**Set problem**
Identify and reproduce every line holding the string "Name".

**Material provided**

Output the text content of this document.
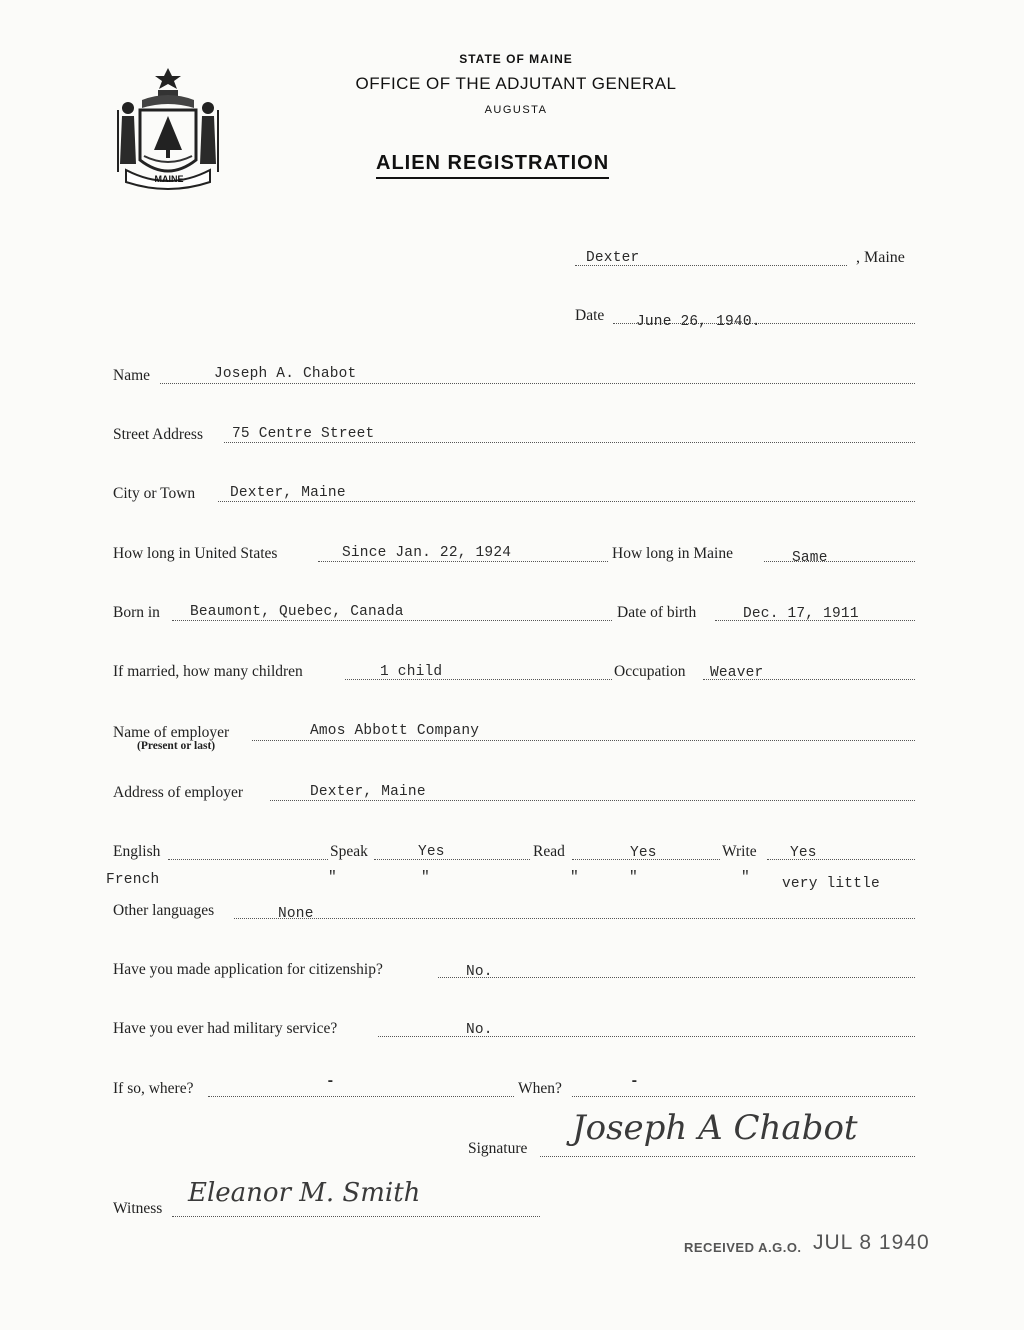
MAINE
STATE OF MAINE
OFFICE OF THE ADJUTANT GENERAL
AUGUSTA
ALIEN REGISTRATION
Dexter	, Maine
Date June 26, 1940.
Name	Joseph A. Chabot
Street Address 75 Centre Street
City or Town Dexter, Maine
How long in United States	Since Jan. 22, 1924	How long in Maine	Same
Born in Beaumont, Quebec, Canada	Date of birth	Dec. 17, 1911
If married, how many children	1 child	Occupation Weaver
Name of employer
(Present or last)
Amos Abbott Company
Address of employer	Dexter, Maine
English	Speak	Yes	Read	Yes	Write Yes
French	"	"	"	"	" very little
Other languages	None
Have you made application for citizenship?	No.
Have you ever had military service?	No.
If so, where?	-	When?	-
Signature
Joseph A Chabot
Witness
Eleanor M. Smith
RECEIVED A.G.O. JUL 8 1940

==

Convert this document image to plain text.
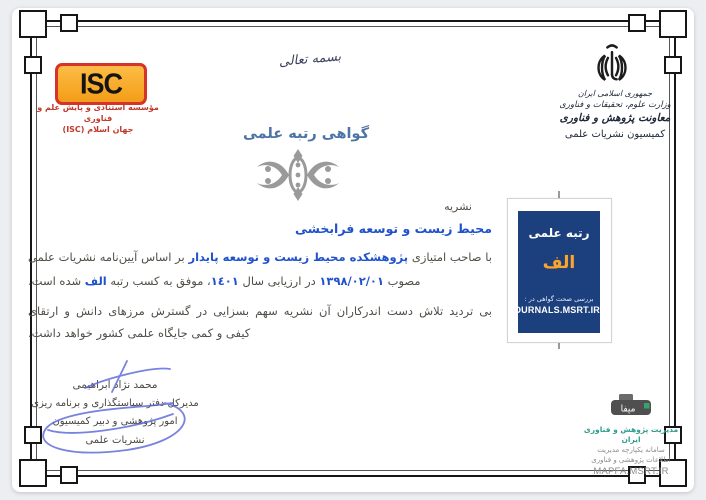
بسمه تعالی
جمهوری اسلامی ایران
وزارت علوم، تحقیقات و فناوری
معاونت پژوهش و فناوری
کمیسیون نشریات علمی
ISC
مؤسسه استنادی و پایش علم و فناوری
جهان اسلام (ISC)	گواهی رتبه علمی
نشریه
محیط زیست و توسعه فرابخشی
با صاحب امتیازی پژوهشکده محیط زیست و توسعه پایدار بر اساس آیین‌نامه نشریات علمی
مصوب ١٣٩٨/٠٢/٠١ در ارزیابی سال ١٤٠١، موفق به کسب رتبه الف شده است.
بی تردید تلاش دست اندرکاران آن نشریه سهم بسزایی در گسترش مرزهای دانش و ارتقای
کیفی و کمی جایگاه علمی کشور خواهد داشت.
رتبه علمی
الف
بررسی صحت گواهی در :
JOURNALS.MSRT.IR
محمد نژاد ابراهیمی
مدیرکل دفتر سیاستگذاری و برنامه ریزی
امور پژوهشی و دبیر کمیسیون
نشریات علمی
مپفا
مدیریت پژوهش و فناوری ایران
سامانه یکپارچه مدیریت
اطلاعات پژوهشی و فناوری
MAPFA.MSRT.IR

**Exercise answer**
Name	Joseph A. Chabot
Name of employer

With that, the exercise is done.